**Stored rows**
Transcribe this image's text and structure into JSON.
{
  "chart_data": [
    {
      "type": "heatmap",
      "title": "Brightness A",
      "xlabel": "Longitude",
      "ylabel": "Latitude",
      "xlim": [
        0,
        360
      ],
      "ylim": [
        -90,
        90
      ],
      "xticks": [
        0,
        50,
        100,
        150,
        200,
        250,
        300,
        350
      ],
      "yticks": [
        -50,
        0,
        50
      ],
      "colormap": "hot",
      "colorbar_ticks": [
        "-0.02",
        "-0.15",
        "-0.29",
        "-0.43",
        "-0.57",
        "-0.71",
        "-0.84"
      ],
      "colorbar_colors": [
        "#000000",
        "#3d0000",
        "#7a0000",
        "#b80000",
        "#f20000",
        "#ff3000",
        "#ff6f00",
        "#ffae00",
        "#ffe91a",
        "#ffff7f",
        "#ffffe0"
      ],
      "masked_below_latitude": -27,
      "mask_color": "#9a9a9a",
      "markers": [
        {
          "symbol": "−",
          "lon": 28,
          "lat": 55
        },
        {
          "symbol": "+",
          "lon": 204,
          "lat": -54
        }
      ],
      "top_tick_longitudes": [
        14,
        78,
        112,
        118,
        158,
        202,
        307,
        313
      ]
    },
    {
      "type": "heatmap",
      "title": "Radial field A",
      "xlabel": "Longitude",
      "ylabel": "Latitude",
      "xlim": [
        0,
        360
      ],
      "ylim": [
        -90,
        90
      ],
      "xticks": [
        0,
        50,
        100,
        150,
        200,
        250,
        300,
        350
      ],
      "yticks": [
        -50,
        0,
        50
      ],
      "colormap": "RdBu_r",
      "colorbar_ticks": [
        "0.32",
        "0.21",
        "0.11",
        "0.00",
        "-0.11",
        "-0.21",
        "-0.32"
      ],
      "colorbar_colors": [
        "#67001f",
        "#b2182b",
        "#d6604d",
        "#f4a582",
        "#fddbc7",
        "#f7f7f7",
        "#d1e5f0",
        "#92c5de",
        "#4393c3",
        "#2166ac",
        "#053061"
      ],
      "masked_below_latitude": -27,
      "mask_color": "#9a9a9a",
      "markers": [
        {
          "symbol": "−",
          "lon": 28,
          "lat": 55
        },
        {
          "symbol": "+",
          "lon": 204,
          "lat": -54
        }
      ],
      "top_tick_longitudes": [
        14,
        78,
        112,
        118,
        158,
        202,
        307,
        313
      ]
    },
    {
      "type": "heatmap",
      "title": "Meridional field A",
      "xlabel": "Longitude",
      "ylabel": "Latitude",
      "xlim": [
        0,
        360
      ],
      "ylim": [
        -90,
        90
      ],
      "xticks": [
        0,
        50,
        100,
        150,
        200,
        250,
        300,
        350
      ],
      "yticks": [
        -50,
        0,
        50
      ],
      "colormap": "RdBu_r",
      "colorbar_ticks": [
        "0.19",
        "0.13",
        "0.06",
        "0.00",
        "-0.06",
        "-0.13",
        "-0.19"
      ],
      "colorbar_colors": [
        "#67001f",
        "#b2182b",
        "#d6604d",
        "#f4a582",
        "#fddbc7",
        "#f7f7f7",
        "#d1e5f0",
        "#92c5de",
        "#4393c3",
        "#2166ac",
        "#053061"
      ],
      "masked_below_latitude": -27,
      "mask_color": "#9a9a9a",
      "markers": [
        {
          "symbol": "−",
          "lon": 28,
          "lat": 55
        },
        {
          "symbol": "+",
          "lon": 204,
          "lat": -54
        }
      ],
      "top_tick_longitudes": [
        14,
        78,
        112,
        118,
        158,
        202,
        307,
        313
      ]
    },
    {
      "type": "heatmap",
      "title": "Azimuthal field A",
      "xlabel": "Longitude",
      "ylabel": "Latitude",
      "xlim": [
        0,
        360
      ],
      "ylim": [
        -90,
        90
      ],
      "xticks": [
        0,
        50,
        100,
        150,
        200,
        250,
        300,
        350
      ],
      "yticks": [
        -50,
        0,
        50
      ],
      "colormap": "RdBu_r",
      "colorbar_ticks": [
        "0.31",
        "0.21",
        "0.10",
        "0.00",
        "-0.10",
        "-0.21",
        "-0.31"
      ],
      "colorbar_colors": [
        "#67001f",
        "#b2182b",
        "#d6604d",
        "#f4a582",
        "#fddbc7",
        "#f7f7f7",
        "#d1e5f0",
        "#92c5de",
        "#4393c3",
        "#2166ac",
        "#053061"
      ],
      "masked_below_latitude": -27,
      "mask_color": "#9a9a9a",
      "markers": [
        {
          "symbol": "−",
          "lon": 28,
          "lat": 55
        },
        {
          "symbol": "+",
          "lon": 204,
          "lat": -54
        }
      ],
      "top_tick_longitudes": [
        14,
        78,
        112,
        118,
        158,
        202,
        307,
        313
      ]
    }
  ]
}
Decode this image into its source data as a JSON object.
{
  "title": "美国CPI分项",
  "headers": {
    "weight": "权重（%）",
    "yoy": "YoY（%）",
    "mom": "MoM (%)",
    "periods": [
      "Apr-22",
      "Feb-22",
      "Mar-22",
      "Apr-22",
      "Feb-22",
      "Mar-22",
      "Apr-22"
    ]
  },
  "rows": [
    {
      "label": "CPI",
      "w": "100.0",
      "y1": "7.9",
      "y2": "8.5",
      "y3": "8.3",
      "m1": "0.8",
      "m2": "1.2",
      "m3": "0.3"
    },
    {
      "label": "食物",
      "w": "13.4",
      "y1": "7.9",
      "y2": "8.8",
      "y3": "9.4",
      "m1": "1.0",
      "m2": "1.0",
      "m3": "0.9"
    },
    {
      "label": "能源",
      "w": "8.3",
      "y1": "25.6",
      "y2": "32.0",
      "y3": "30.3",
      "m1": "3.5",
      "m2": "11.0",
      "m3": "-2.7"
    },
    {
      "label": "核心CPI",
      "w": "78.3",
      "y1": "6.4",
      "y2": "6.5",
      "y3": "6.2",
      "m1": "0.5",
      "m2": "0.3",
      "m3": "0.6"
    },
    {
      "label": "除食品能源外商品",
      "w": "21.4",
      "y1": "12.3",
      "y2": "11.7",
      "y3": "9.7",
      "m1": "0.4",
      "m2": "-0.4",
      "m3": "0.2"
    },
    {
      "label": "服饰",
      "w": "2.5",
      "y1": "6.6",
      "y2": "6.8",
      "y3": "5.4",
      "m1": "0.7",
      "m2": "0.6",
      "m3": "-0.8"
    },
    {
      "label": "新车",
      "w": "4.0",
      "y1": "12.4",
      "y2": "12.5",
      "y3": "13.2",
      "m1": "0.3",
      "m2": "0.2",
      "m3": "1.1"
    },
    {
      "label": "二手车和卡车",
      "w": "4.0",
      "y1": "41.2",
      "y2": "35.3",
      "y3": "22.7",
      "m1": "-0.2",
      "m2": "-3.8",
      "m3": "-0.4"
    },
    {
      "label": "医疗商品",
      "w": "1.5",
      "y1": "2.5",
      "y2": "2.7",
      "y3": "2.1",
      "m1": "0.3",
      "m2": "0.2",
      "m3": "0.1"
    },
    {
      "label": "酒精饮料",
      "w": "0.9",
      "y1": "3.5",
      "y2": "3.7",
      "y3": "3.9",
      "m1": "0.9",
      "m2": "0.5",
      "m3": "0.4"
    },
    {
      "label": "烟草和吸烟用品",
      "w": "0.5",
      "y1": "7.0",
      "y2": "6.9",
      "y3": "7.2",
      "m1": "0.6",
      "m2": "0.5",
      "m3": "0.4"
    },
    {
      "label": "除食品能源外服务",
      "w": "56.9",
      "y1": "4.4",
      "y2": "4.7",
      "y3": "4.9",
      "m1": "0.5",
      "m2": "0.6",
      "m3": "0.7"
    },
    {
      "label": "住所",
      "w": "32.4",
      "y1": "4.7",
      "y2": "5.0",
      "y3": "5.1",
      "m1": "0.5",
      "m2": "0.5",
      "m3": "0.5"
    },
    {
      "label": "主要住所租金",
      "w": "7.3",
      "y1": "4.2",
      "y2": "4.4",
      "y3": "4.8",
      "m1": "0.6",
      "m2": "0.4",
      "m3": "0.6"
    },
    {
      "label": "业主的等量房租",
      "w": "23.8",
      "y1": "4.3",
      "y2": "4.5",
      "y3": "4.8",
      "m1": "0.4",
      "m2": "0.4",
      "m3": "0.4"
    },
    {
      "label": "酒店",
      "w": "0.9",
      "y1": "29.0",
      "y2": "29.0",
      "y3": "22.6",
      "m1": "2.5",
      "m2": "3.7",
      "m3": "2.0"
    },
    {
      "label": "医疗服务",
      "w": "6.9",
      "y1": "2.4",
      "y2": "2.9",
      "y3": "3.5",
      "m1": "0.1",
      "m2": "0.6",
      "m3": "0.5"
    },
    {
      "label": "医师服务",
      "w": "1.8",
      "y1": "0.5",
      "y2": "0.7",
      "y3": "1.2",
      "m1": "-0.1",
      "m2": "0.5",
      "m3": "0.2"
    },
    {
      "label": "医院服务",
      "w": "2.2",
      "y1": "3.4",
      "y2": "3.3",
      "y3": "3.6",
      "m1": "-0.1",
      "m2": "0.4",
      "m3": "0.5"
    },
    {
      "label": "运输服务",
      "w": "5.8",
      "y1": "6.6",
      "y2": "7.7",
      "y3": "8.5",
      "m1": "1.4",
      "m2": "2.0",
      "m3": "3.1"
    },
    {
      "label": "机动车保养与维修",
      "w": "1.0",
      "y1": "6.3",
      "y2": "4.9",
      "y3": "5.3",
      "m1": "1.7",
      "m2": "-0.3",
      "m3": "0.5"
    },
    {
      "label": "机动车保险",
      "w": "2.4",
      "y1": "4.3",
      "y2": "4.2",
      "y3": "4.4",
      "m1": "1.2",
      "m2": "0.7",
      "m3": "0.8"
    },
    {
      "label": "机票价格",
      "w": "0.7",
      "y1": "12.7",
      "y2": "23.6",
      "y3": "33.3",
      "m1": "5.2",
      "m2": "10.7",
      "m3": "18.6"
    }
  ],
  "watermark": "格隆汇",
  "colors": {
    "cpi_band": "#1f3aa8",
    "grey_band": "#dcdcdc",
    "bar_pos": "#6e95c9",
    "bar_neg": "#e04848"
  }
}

**Written instruction**
Look through the data above. Find each line with the string "image" and copy it.

**Answer for this exercise**
Transcribe this image's text and structure into JSON.
Decode this image into its source data as a JSON object.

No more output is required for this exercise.